What you have to do -> Pictures aside, quote the whole listing exactly.

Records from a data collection
==========
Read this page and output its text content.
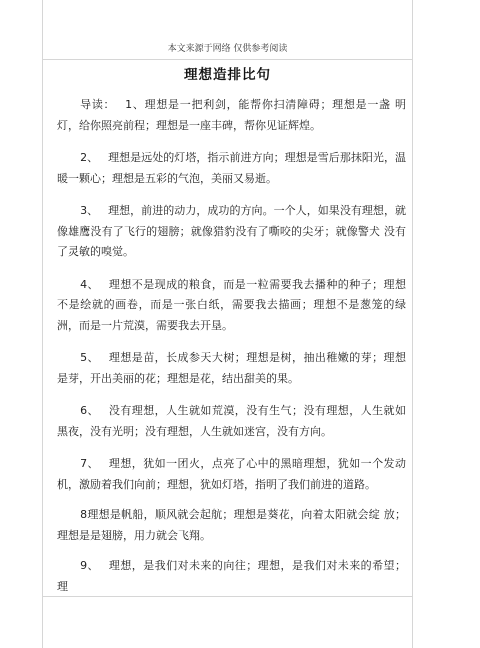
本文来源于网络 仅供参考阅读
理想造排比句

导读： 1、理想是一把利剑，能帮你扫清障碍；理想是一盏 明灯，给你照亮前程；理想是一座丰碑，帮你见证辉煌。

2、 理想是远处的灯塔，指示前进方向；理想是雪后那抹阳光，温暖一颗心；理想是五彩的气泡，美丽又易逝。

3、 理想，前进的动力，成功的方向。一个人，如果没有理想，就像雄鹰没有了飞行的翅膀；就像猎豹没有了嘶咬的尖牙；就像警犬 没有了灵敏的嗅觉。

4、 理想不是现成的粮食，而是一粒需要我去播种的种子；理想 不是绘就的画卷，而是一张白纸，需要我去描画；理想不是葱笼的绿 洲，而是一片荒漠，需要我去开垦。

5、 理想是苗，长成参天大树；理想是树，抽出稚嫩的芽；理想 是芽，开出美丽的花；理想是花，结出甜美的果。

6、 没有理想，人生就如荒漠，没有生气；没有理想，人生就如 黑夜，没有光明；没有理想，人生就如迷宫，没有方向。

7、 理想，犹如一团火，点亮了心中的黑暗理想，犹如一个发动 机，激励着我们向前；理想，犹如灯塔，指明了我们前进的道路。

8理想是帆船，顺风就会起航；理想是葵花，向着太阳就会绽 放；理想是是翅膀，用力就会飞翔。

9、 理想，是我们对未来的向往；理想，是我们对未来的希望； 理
==========
Exercise solution ->
Read this page and output its text content.
本文来源于网络 仅供参考阅读
理想造排比句

导读： 1、理想是一把利剑，能帮你扫清障碍；理想是一盏 明灯，给你照亮前程；理想是一座丰碑，帮你见证辉煌。

2、 理想是远处的灯塔，指示前进方向；理想是雪后那抹阳光，温暖一颗心；理想是五彩的气泡，美丽又易逝。

3、 理想，前进的动力，成功的方向。一个人，如果没有理想，就像雄鹰没有了飞行的翅膀；就像猎豹没有了嘶咬的尖牙；就像警犬 没有了灵敏的嗅觉。

4、 理想不是现成的粮食，而是一粒需要我去播种的种子；理想 不是绘就的画卷，而是一张白纸，需要我去描画；理想不是葱笼的绿 洲，而是一片荒漠，需要我去开垦。

5、 理想是苗，长成参天大树；理想是树，抽出稚嫩的芽；理想 是芽，开出美丽的花；理想是花，结出甜美的果。

6、 没有理想，人生就如荒漠，没有生气；没有理想，人生就如 黑夜，没有光明；没有理想，人生就如迷宫，没有方向。

7、 理想，犹如一团火，点亮了心中的黑暗理想，犹如一个发动 机，激励着我们向前；理想，犹如灯塔，指明了我们前进的道路。

8理想是帆船，顺风就会起航；理想是葵花，向着太阳就会绽 放；理想是是翅膀，用力就会飞翔。

9、 理想，是我们对未来的向往；理想，是我们对未来的希望； 理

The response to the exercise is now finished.